**SHORT TASK**
Return all of the entries word for word, but omit the pictures they contain.

(Records)
►

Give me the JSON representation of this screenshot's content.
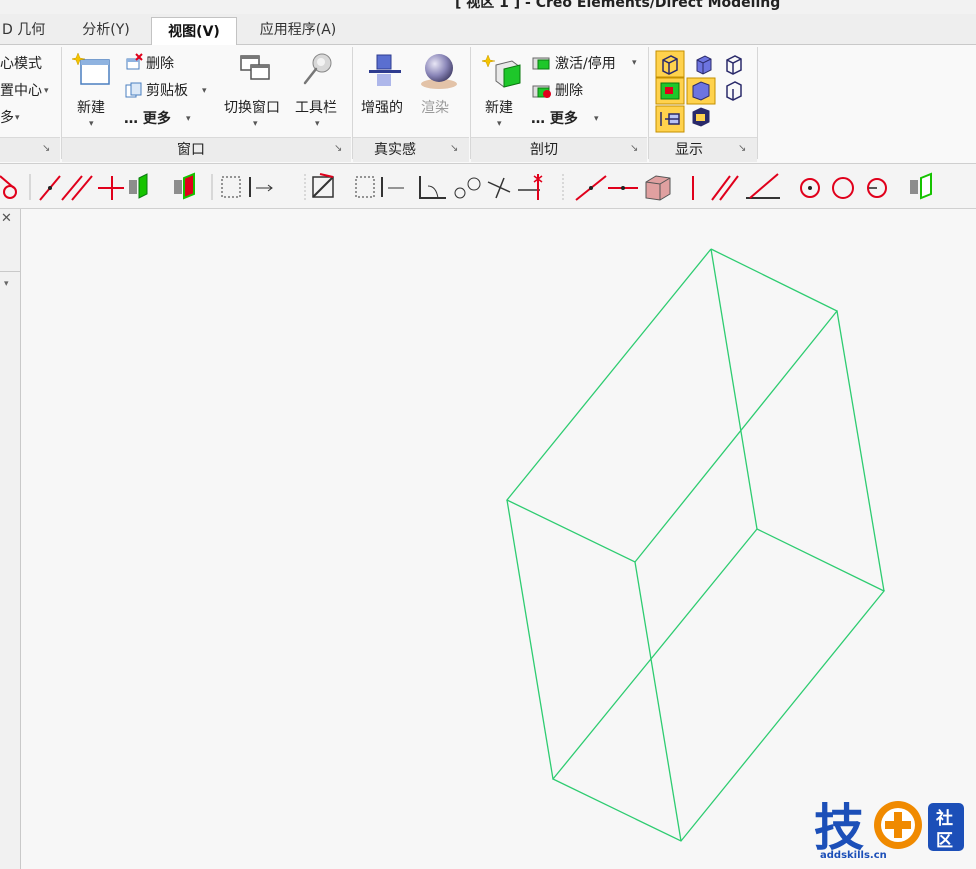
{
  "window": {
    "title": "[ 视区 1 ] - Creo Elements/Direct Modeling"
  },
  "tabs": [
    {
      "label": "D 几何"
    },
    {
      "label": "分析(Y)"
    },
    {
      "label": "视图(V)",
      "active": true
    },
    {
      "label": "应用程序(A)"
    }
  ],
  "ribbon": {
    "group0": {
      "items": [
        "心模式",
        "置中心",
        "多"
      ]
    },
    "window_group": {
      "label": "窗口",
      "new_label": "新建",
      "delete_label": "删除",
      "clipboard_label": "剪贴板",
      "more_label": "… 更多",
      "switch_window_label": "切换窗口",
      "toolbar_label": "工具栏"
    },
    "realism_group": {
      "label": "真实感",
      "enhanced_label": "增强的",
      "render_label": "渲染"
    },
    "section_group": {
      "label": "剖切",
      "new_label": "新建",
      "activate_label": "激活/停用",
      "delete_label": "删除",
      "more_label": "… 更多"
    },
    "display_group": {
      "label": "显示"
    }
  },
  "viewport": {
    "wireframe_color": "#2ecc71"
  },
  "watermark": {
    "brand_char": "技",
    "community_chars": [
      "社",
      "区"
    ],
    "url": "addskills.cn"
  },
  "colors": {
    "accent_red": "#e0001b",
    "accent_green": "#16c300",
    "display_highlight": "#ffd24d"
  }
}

◄

**TASK ANSWER**
Give me the JSON representation of this screenshot's content.
{
  "window": {
    "title": "[ 视区 1 ] - Creo Elements/Direct Modeling"
  },
  "tabs": [
    {
      "label": "D 几何"
    },
    {
      "label": "分析(Y)"
    },
    {
      "label": "视图(V)",
      "active": true
    },
    {
      "label": "应用程序(A)"
    }
  ],
  "ribbon": {
    "group0": {
      "items": [
        "心模式",
        "置中心",
        "多"
      ]
    },
    "window_group": {
      "label": "窗口",
      "new_label": "新建",
      "delete_label": "删除",
      "clipboard_label": "剪贴板",
      "more_label": "… 更多",
      "switch_window_label": "切换窗口",
      "toolbar_label": "工具栏"
    },
    "realism_group": {
      "label": "真实感",
      "enhanced_label": "增强的",
      "render_label": "渲染"
    },
    "section_group": {
      "label": "剖切",
      "new_label": "新建",
      "activate_label": "激活/停用",
      "delete_label": "删除",
      "more_label": "… 更多"
    },
    "display_group": {
      "label": "显示"
    }
  },
  "viewport": {
    "wireframe_color": "#2ecc71"
  },
  "watermark": {
    "brand_char": "技",
    "community_chars": [
      "社",
      "区"
    ],
    "url": "addskills.cn"
  },
  "colors": {
    "accent_red": "#e0001b",
    "accent_green": "#16c300",
    "display_highlight": "#ffd24d"
  }
}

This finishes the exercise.